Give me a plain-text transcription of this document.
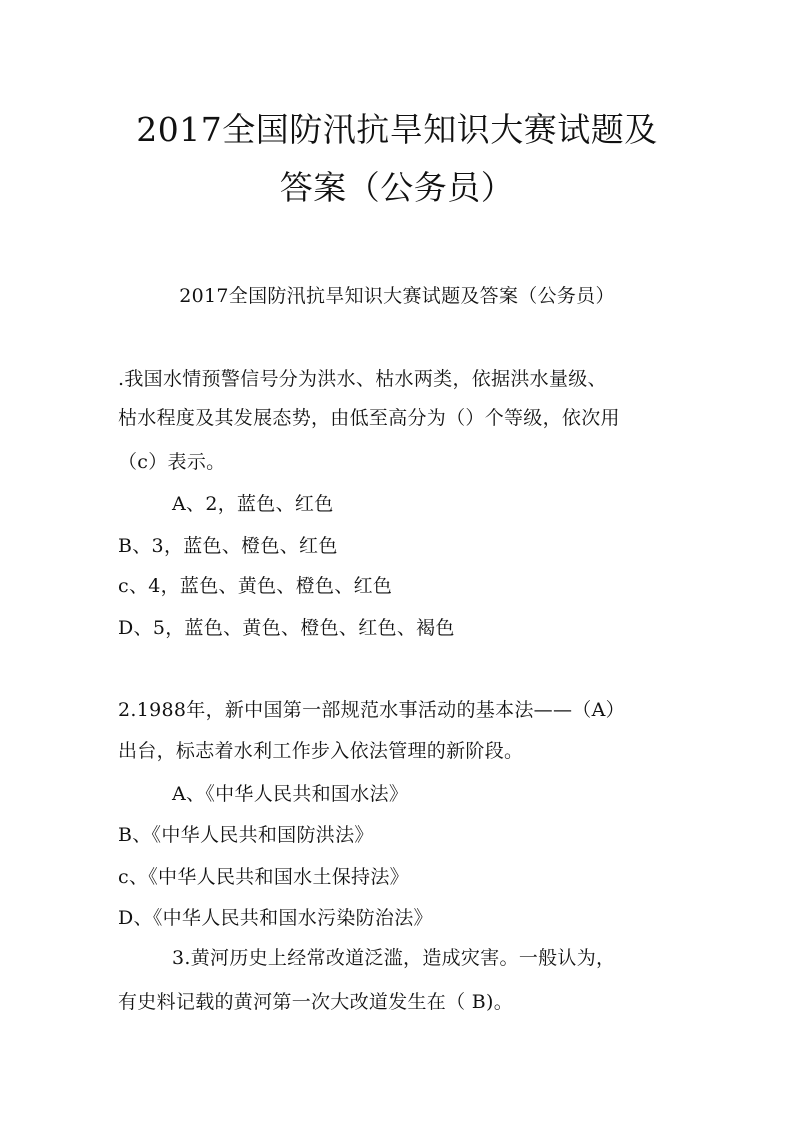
2017全国防汛抗旱知识大赛试题及
答案（公务员）
2017全国防汛抗旱知识大赛试题及答案（公务员）
.我国水情预警信号分为洪水、枯水两类，依据洪水量级、
枯水程度及其发展态势，由低至高分为（）个等级，依次用
（c）表示。
A、2，蓝色、红色
B、3，蓝色、橙色、红色
c、4，蓝色、黄色、橙色、红色
D、5，蓝色、黄色、橙色、红色、褐色
2.1988年，新中国第一部规范水事活动的基本法——（A）
出台，标志着水利工作步入依法管理的新阶段。
A、《中华人民共和国水法》
B、《中华人民共和国防洪法》
c、《中华人民共和国水土保持法》
D、《中华人民共和国水污染防治法》
3.黄河历史上经常改道泛滥，造成灾害。一般认为，
有史料记载的黄河第一次大改道发生在（ B)。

:: Task objective ::
Output every entry exactly as given; pictures are not part of the copy.

:: Result for this task ::
Give me a plain-text transcription of this document.
2017全国防汛抗旱知识大赛试题及
答案（公务员）
2017全国防汛抗旱知识大赛试题及答案（公务员）
.我国水情预警信号分为洪水、枯水两类，依据洪水量级、
枯水程度及其发展态势，由低至高分为（）个等级，依次用
（c）表示。
A、2，蓝色、红色
B、3，蓝色、橙色、红色
c、4，蓝色、黄色、橙色、红色
D、5，蓝色、黄色、橙色、红色、褐色
2.1988年，新中国第一部规范水事活动的基本法——（A）
出台，标志着水利工作步入依法管理的新阶段。
A、《中华人民共和国水法》
B、《中华人民共和国防洪法》
c、《中华人民共和国水土保持法》
D、《中华人民共和国水污染防治法》
3.黄河历史上经常改道泛滥，造成灾害。一般认为，
有史料记载的黄河第一次大改道发生在（ B)。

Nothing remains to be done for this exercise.